● **WRITTEN TASK**: Check every line below for the word "Start" and copy each one that has it.

● **EXERCISE INPUTS**:
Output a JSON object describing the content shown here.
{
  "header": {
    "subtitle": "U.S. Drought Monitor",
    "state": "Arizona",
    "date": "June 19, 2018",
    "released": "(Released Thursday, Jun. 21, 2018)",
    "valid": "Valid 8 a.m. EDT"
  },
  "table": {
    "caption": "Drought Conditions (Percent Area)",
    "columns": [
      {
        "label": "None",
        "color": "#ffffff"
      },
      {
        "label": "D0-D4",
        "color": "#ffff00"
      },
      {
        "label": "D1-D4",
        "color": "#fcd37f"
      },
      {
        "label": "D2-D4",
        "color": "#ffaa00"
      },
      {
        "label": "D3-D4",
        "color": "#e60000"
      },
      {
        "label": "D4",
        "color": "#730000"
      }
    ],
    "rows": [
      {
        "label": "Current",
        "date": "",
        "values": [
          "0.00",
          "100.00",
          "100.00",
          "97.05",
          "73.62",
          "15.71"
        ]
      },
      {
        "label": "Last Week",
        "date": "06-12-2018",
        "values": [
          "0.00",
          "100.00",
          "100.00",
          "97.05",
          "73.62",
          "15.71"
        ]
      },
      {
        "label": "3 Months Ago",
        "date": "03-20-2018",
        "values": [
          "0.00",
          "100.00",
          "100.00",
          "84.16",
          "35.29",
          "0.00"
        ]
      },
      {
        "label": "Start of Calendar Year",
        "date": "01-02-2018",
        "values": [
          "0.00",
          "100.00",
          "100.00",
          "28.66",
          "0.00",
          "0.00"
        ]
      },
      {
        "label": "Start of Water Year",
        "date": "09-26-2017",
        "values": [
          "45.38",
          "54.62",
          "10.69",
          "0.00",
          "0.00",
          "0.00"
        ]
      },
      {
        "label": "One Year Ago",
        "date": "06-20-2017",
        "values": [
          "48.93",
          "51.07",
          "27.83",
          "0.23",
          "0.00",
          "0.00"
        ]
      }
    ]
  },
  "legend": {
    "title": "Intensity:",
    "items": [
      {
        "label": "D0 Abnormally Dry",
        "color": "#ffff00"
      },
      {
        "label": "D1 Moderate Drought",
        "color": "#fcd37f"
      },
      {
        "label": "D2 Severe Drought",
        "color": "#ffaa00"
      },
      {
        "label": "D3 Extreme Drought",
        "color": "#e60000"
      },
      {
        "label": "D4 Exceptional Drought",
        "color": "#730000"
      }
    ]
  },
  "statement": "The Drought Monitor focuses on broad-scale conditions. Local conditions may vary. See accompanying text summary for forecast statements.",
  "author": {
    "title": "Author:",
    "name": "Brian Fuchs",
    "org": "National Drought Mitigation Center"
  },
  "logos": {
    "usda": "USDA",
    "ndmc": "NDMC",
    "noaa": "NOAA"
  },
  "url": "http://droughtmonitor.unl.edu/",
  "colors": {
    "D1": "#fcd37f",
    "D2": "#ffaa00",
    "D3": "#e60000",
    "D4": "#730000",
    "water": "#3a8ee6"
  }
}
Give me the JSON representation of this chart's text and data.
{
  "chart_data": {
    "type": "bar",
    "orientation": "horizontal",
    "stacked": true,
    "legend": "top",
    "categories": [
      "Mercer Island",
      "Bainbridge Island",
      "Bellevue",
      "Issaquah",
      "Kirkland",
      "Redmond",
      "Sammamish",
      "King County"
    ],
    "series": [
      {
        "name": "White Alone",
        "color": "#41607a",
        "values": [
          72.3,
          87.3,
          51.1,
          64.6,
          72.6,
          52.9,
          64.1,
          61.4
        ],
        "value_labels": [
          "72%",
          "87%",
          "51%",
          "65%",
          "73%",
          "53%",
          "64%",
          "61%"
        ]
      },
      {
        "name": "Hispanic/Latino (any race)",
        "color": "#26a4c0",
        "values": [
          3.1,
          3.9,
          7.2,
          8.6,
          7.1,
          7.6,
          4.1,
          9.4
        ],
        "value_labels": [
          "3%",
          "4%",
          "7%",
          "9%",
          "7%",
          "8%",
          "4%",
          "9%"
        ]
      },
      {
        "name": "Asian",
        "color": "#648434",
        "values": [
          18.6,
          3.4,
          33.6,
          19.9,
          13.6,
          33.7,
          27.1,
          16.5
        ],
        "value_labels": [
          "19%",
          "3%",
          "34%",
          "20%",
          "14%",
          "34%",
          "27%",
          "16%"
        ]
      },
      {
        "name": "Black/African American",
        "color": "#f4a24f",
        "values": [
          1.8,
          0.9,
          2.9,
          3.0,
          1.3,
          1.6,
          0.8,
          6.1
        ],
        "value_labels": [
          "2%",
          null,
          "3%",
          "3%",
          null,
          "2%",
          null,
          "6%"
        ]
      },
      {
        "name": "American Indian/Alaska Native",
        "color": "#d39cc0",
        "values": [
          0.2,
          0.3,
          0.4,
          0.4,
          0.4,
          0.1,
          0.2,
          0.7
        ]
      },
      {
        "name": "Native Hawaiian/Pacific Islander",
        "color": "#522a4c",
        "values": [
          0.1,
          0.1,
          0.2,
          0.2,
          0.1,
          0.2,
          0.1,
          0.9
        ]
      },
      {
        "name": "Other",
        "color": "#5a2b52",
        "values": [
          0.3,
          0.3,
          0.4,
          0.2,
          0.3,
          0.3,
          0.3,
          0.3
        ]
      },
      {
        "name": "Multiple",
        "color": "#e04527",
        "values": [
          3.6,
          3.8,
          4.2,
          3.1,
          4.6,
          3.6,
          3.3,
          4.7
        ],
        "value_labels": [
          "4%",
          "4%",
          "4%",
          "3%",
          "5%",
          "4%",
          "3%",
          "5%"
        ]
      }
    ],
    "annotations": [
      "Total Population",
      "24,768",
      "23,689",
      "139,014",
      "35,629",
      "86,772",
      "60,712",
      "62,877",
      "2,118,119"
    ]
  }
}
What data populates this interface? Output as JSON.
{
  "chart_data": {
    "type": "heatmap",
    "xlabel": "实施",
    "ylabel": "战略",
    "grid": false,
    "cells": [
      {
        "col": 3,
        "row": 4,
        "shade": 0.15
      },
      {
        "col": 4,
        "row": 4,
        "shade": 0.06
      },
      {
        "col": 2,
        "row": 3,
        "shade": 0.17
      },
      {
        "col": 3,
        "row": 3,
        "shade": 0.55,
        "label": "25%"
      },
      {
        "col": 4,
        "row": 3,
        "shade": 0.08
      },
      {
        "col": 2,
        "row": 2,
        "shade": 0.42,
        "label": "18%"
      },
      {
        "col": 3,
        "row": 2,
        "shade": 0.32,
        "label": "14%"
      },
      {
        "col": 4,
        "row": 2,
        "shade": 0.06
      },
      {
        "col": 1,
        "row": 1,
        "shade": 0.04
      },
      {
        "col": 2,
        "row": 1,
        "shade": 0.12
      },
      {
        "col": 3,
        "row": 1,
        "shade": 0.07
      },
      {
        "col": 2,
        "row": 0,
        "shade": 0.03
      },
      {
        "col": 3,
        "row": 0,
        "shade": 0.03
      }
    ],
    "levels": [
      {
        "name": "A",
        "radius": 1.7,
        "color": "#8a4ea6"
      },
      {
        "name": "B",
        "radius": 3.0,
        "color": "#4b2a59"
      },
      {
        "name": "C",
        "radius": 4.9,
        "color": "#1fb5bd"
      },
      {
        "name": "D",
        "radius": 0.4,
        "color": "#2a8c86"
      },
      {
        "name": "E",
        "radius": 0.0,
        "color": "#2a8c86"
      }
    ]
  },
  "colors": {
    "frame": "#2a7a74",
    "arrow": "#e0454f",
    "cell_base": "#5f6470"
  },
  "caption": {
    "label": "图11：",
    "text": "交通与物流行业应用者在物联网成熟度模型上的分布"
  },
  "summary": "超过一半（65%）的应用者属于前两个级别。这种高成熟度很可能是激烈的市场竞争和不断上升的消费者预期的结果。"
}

● **CORRECT RESULT**:
        "label": "Start of Calendar Year",
        "label": "Start of Water Year",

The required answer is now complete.